▸ **PROVIDED PASSAGE**
-*-*-

Putting Up the Harvest

Canned Goods Home Harvest

Tomatoes, Dilly Beans, Peaches, Pesto


As summer wanes, I am buoyed by the harvest – so beautiful and so productive. This week is tomatoes and peaches (purchased in eastern WA), dilly beans, and pesto.

Last year my sweetie gifted me a comprehensive guide to preserving food; ‘Keeping the Harvest’ by Chioffi & Mead. I have a variety of how-tos, but this one is both comprehensive, and very straightforward.

I have always raw-packed my canned fruits, but this year I decided to follow C&M’s recommended method and tried hot-packing my tomatoes and peaches. Turns out hot packing is less work than raw packing. E.g., for tomatoes, the boiling bath processing time drops from 85 min to 40 min. Additionally, by cooking out the air prior to canning, less space is wasted inside each jar, AND fewer jars are needed cause you can cook down the tomatoes into a sauce of your desired consistency. Their method also called for a food mill instead of peeling the tomato skins.

-*-*-

▸ **DATA ROWS**
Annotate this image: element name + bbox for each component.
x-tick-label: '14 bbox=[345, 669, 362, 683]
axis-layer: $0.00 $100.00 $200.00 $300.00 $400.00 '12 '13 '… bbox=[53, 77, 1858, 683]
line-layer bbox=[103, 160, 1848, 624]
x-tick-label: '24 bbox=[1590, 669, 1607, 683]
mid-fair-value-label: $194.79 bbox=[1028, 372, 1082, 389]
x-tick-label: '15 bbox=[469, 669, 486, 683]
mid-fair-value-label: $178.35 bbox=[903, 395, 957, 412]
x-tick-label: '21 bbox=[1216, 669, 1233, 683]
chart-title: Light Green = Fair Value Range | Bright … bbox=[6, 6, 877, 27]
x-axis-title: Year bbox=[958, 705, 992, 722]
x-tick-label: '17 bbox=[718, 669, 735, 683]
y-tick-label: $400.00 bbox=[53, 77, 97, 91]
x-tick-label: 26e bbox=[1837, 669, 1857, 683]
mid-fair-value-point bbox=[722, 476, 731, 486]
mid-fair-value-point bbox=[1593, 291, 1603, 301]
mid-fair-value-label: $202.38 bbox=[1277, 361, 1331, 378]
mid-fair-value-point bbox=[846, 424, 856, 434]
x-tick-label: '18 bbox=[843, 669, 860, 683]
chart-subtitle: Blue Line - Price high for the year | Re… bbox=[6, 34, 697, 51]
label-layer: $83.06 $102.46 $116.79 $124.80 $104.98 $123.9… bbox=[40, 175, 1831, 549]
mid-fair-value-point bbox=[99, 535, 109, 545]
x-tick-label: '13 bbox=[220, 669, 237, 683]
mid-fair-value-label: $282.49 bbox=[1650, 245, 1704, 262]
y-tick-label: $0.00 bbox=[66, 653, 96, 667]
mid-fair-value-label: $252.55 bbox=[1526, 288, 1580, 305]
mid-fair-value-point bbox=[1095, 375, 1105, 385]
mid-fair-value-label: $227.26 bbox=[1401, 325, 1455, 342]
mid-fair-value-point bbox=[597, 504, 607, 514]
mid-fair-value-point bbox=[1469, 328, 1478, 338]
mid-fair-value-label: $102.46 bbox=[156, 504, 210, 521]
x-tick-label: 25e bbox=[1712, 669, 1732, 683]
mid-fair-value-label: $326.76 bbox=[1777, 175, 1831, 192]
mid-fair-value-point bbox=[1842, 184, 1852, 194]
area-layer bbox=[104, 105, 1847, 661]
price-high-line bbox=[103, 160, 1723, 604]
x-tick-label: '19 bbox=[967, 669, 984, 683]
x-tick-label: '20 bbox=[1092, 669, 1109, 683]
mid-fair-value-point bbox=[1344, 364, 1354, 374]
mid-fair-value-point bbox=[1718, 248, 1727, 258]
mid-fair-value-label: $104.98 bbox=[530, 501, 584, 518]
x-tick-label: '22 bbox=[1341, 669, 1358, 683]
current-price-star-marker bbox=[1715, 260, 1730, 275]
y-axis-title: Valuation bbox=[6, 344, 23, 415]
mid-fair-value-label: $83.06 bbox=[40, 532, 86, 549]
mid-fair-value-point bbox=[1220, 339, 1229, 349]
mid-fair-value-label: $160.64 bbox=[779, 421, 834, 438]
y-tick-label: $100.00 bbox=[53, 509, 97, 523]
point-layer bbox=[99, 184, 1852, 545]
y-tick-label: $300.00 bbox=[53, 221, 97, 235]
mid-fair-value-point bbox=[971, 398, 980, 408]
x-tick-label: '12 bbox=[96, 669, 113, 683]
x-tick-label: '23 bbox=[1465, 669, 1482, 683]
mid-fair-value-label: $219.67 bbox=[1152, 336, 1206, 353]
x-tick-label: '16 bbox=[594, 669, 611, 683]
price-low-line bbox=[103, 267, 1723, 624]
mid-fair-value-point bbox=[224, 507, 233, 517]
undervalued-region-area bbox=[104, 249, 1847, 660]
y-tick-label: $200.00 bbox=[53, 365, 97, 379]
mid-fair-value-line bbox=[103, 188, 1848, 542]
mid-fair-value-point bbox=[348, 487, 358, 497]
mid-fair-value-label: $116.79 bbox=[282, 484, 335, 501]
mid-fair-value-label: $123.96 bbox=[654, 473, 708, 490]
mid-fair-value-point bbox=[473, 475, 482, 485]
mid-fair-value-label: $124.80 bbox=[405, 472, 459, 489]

-*-*-

▸ **WHAT TO DO**
(1) Do these statements agree with the harvest text? Answer yes or no for each, quoting the words from the harvest text that decide it.
(a) Hot packing shortened the boiling bath time for tomatoes.
(b) The peaches came from the writer's own garden.
(c) The method from ‘Keeping the Harvest’ called for peeling the tomato skins.
(2) Can you retype the part of the harvest text that opens with the words containing "Last year my" and closes with "the tomato skins."?
Answer from the harvest text alone, without drawing on the listing.

▸ **SOLUTIONS BELOW**
(1)
(a) Yes: "for tomatoes, the boiling bath processing time drops from 85 min to 40 min"
(b) No: "tomatoes and peaches (purchased in eastern WA)"
(c) No: "Their method also called for a food mill instead of peeling the tomato skins."

(2)
Last year my sweetie gifted me a comprehensive guide to preserving food; ‘Keeping the Harvest’ by Chioffi & Mead. I have a variety of how-tos, but this one is both comprehensive, and very straightforward.

I have always raw-packed my canned fruits, but this year I decided to follow C&M’s recommended method and tried hot-packing my tomatoes and peaches. Turns out hot packing is less work than raw packing. E.g., for tomatoes, the boiling bath processing time drops from 85 min to 40 min. Additionally, by cooking out the air prior to canning, less space is wasted inside each jar, AND fewer jars are needed cause you can cook down the tomatoes into a sauce of your desired consistency. Their method also called for a food mill instead of peeling the tomato skins.